* Begin Material for this exercise *

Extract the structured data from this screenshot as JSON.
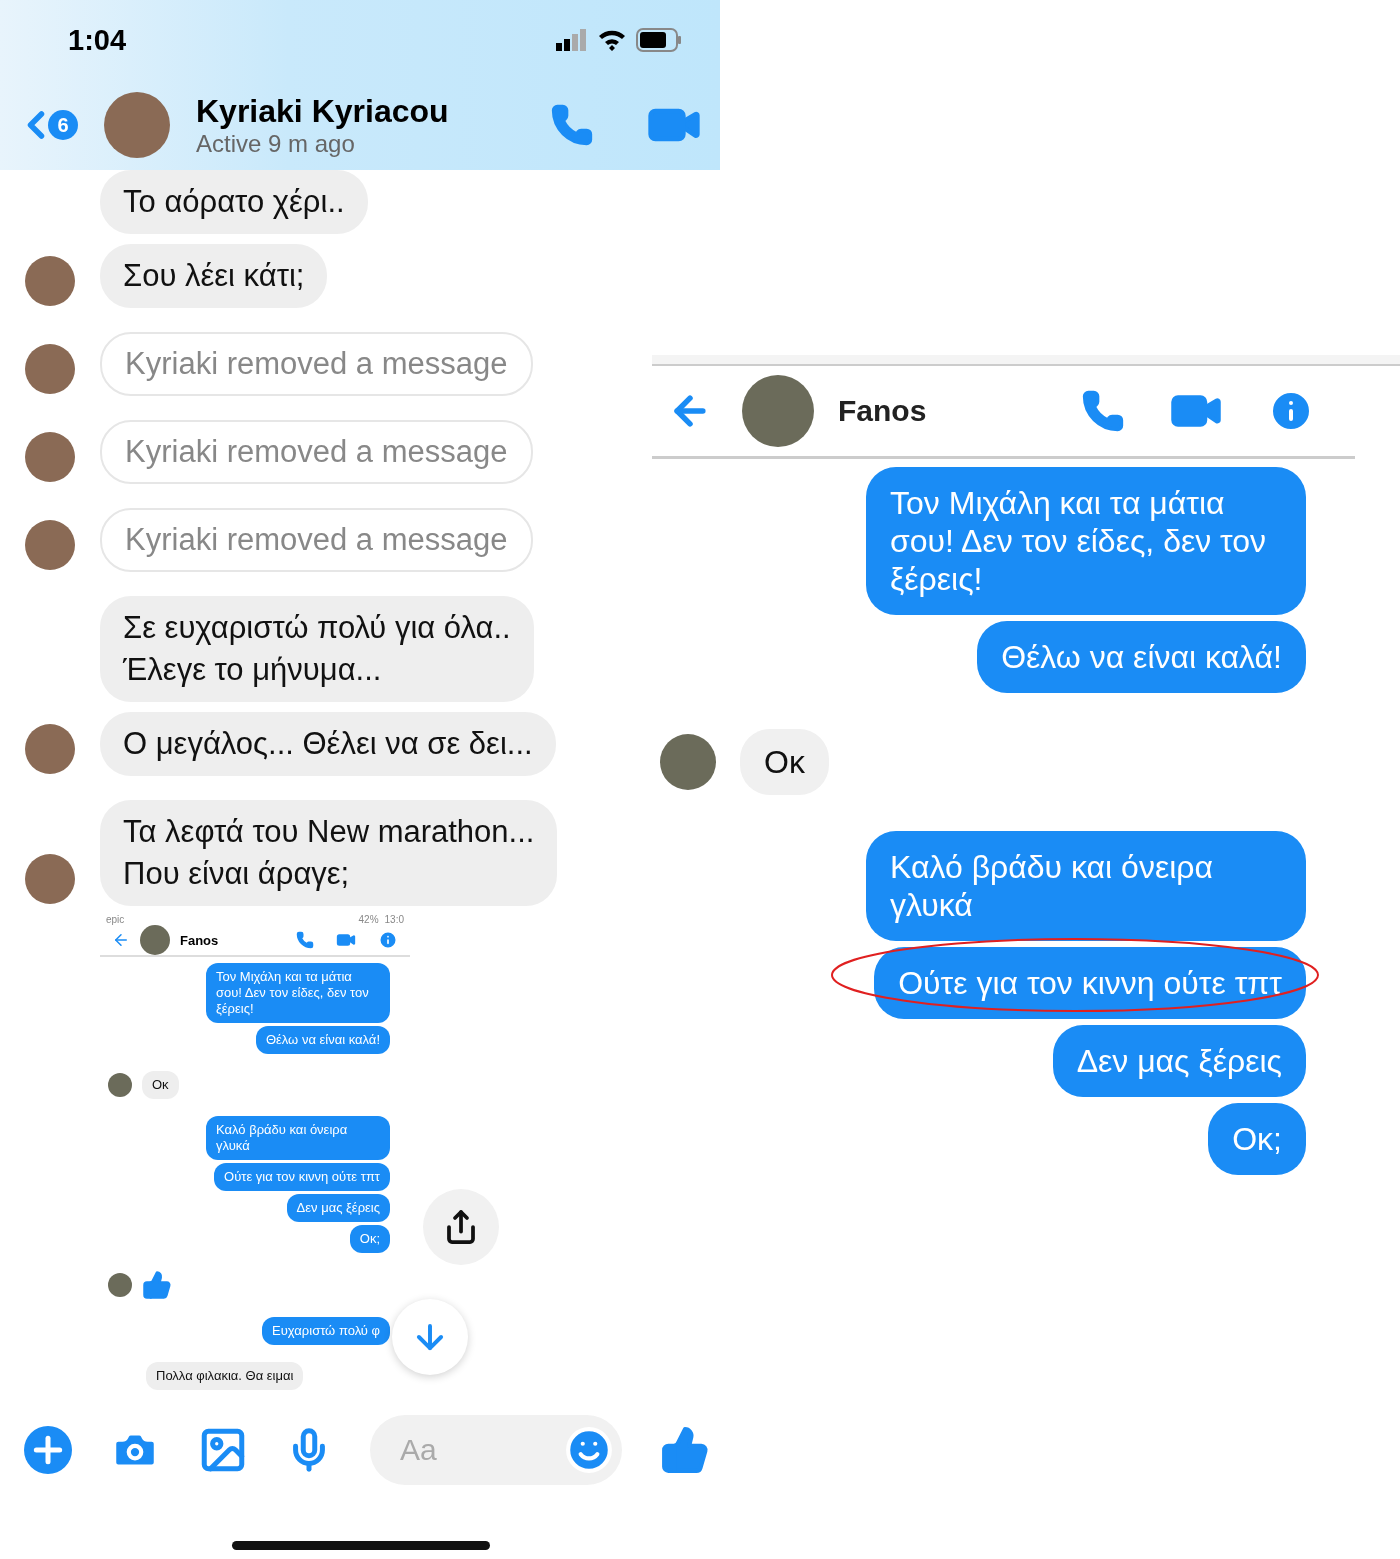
{
  "status_bar": {
    "time": "1:04"
  },
  "header": {
    "back_count": "6",
    "name": "Kyriaki Kyriacou",
    "status": "Active 9 m ago"
  },
  "messages": [
    {
      "kind": "text",
      "avatar": false,
      "text": "Το αόρατο χέρι.."
    },
    {
      "kind": "text",
      "avatar": true,
      "text": "Σου λέει κάτι;"
    },
    {
      "kind": "removed",
      "avatar": true,
      "text": "Kyriaki removed a message"
    },
    {
      "kind": "removed",
      "avatar": true,
      "text": "Kyriaki removed a message"
    },
    {
      "kind": "removed",
      "avatar": true,
      "text": "Kyriaki removed a message"
    },
    {
      "kind": "text",
      "avatar": false,
      "text": "Σε ευχαριστώ πολύ για όλα..\nΈλεγε το μήνυμα..."
    },
    {
      "kind": "text",
      "avatar": true,
      "text": "Ο μεγάλος... Θέλει να σε δει..."
    },
    {
      "kind": "text",
      "avatar": true,
      "text": "Τα λεφτά του New marathon...\nΠου είναι άραγε;"
    }
  ],
  "shared_screenshot": {
    "status_left": "epic",
    "battery": "42%",
    "time": "13:0",
    "contact": "Fanos",
    "messages": [
      {
        "kind": "sent",
        "text": "Τον Μιχάλη και τα μάτια σου! Δεν τον είδες, δεν τον ξέρεις!"
      },
      {
        "kind": "sent",
        "text": "Θέλω να είναι καλά!"
      },
      {
        "kind": "received",
        "text": "Οκ"
      },
      {
        "kind": "sent",
        "text": "Καλό βράδυ και όνειρα γλυκά"
      },
      {
        "kind": "sent",
        "text": "Ούτε για τον κιννη ούτε τπτ"
      },
      {
        "kind": "sent",
        "text": "Δεν μας ξέρεις"
      },
      {
        "kind": "sent",
        "text": "Οκ;"
      },
      {
        "kind": "like"
      },
      {
        "kind": "sent",
        "text": "Ευχαριστώ πολύ φ"
      },
      {
        "kind": "received",
        "text": "Πολλα φιλακια. Θα ειμαι"
      }
    ]
  },
  "composer": {
    "placeholder": "Aa"
  },
  "zoomed_screenshot": {
    "contact": "Fanos",
    "messages": [
      {
        "kind": "sent",
        "text": "Τον Μιχάλη και τα μάτια σου! Δεν τον είδες, δεν τον ξέρεις!",
        "highlighted": false
      },
      {
        "kind": "sent",
        "text": "Θέλω να είναι καλά!",
        "highlighted": false
      },
      {
        "kind": "received",
        "text": "Οκ",
        "highlighted": false
      },
      {
        "kind": "sent",
        "text": "Καλό βράδυ και όνειρα γλυκά",
        "highlighted": false
      },
      {
        "kind": "sent",
        "text": "Ούτε για τον κιννη ούτε τπτ",
        "highlighted": true
      },
      {
        "kind": "sent",
        "text": "Δεν μας ξέρεις",
        "highlighted": false
      },
      {
        "kind": "sent",
        "text": "Οκ;",
        "highlighted": false
      }
    ]
  }
}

* End Material for this exercise *

*Given request*:
Provide only the count of lines in the data above that include the string "μάτια".

*Exercise result*:
2